_Dataset items_
>>>

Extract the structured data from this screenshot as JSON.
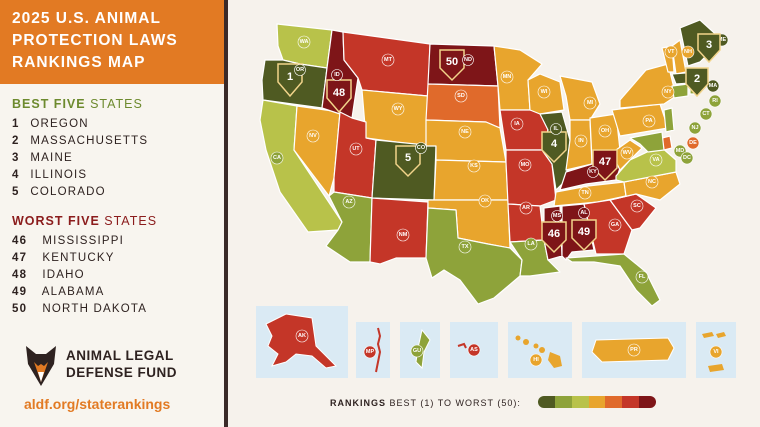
{
  "title": {
    "line1": "2025 U.S. ANIMAL",
    "line2": "PROTECTION LAWS",
    "line3": "RANKINGS MAP"
  },
  "best": {
    "heading_strong": "BEST FIVE",
    "heading_rest": "STATES",
    "items": [
      {
        "rank": "1",
        "name": "OREGON"
      },
      {
        "rank": "2",
        "name": "MASSACHUSETTS"
      },
      {
        "rank": "3",
        "name": "MAINE"
      },
      {
        "rank": "4",
        "name": "ILLINOIS"
      },
      {
        "rank": "5",
        "name": "COLORADO"
      }
    ]
  },
  "worst": {
    "heading_strong": "WORST FIVE",
    "heading_rest": "STATES",
    "items": [
      {
        "rank": "46",
        "name": "MISSISSIPPI"
      },
      {
        "rank": "47",
        "name": "KENTUCKY"
      },
      {
        "rank": "48",
        "name": "IDAHO"
      },
      {
        "rank": "49",
        "name": "ALABAMA"
      },
      {
        "rank": "50",
        "name": "NORTH DAKOTA"
      }
    ]
  },
  "logo": {
    "line1": "ANIMAL LEGAL",
    "line2": "DEFENSE FUND"
  },
  "url": "aldf.org/staterankings",
  "legend": {
    "strong": "RANKINGS",
    "rest": "BEST (1) TO WORST (50):",
    "colors": [
      "#4f5a22",
      "#8ea33a",
      "#b8c24a",
      "#e8a52d",
      "#e06a2b",
      "#c43628",
      "#7e1518"
    ]
  },
  "states": {
    "WA": "WA",
    "OR": "OR",
    "CA": "CA",
    "NV": "NV",
    "ID": "ID",
    "MT": "MT",
    "WY": "WY",
    "UT": "UT",
    "AZ": "AZ",
    "CO": "CO",
    "NM": "NM",
    "ND": "ND",
    "SD": "SD",
    "NE": "NE",
    "KS": "KS",
    "OK": "OK",
    "TX": "TX",
    "MN": "MN",
    "IA": "IA",
    "MO": "MO",
    "AR": "AR",
    "LA": "LA",
    "WI": "WI",
    "IL": "IL",
    "MI": "MI",
    "IN": "IN",
    "OH": "OH",
    "KY": "KY",
    "TN": "TN",
    "MS": "MS",
    "AL": "AL",
    "GA": "GA",
    "FL": "FL",
    "SC": "SC",
    "NC": "NC",
    "VA": "VA",
    "WV": "WV",
    "PA": "PA",
    "NY": "NY",
    "VT": "VT",
    "NH": "NH",
    "ME": "ME",
    "MA": "MA",
    "RI": "RI",
    "CT": "CT",
    "NJ": "NJ",
    "DE": "DE",
    "MD": "MD",
    "DC": "DC",
    "AK": "AK",
    "HI": "HI",
    "MP": "MP",
    "GU": "GU",
    "AS": "AS",
    "PR": "PR",
    "VI": "VI"
  },
  "rank_pins": {
    "OR": "1",
    "MA": "2",
    "ME": "3",
    "IL": "4",
    "CO": "5",
    "MS": "46",
    "KY": "47",
    "ID": "48",
    "AL": "49",
    "ND": "50"
  },
  "colors": {
    "best": "#4f5a22",
    "tier1": "#8ea33a",
    "tier2": "#b8c24a",
    "tier3": "#e8a52d",
    "tier4": "#e06a2b",
    "tier5": "#c43628",
    "worst": "#7e1518"
  }
}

<<<

_TO BE DONE_
Print all of the records shown above exactly, leaving out each picture.

_CORRECT RESPONSE_
Extract the structured data from this screenshot as JSON.
{
  "title": {
    "line1": "2025 U.S. ANIMAL",
    "line2": "PROTECTION LAWS",
    "line3": "RANKINGS MAP"
  },
  "best": {
    "heading_strong": "BEST FIVE",
    "heading_rest": "STATES",
    "items": [
      {
        "rank": "1",
        "name": "OREGON"
      },
      {
        "rank": "2",
        "name": "MASSACHUSETTS"
      },
      {
        "rank": "3",
        "name": "MAINE"
      },
      {
        "rank": "4",
        "name": "ILLINOIS"
      },
      {
        "rank": "5",
        "name": "COLORADO"
      }
    ]
  },
  "worst": {
    "heading_strong": "WORST FIVE",
    "heading_rest": "STATES",
    "items": [
      {
        "rank": "46",
        "name": "MISSISSIPPI"
      },
      {
        "rank": "47",
        "name": "KENTUCKY"
      },
      {
        "rank": "48",
        "name": "IDAHO"
      },
      {
        "rank": "49",
        "name": "ALABAMA"
      },
      {
        "rank": "50",
        "name": "NORTH DAKOTA"
      }
    ]
  },
  "logo": {
    "line1": "ANIMAL LEGAL",
    "line2": "DEFENSE FUND"
  },
  "url": "aldf.org/staterankings",
  "legend": {
    "strong": "RANKINGS",
    "rest": "BEST (1) TO WORST (50):",
    "colors": [
      "#4f5a22",
      "#8ea33a",
      "#b8c24a",
      "#e8a52d",
      "#e06a2b",
      "#c43628",
      "#7e1518"
    ]
  },
  "states": {
    "WA": "WA",
    "OR": "OR",
    "CA": "CA",
    "NV": "NV",
    "ID": "ID",
    "MT": "MT",
    "WY": "WY",
    "UT": "UT",
    "AZ": "AZ",
    "CO": "CO",
    "NM": "NM",
    "ND": "ND",
    "SD": "SD",
    "NE": "NE",
    "KS": "KS",
    "OK": "OK",
    "TX": "TX",
    "MN": "MN",
    "IA": "IA",
    "MO": "MO",
    "AR": "AR",
    "LA": "LA",
    "WI": "WI",
    "IL": "IL",
    "MI": "MI",
    "IN": "IN",
    "OH": "OH",
    "KY": "KY",
    "TN": "TN",
    "MS": "MS",
    "AL": "AL",
    "GA": "GA",
    "FL": "FL",
    "SC": "SC",
    "NC": "NC",
    "VA": "VA",
    "WV": "WV",
    "PA": "PA",
    "NY": "NY",
    "VT": "VT",
    "NH": "NH",
    "ME": "ME",
    "MA": "MA",
    "RI": "RI",
    "CT": "CT",
    "NJ": "NJ",
    "DE": "DE",
    "MD": "MD",
    "DC": "DC",
    "AK": "AK",
    "HI": "HI",
    "MP": "MP",
    "GU": "GU",
    "AS": "AS",
    "PR": "PR",
    "VI": "VI"
  },
  "rank_pins": {
    "OR": "1",
    "MA": "2",
    "ME": "3",
    "IL": "4",
    "CO": "5",
    "MS": "46",
    "KY": "47",
    "ID": "48",
    "AL": "49",
    "ND": "50"
  },
  "colors": {
    "best": "#4f5a22",
    "tier1": "#8ea33a",
    "tier2": "#b8c24a",
    "tier3": "#e8a52d",
    "tier4": "#e06a2b",
    "tier5": "#c43628",
    "worst": "#7e1518"
  }
}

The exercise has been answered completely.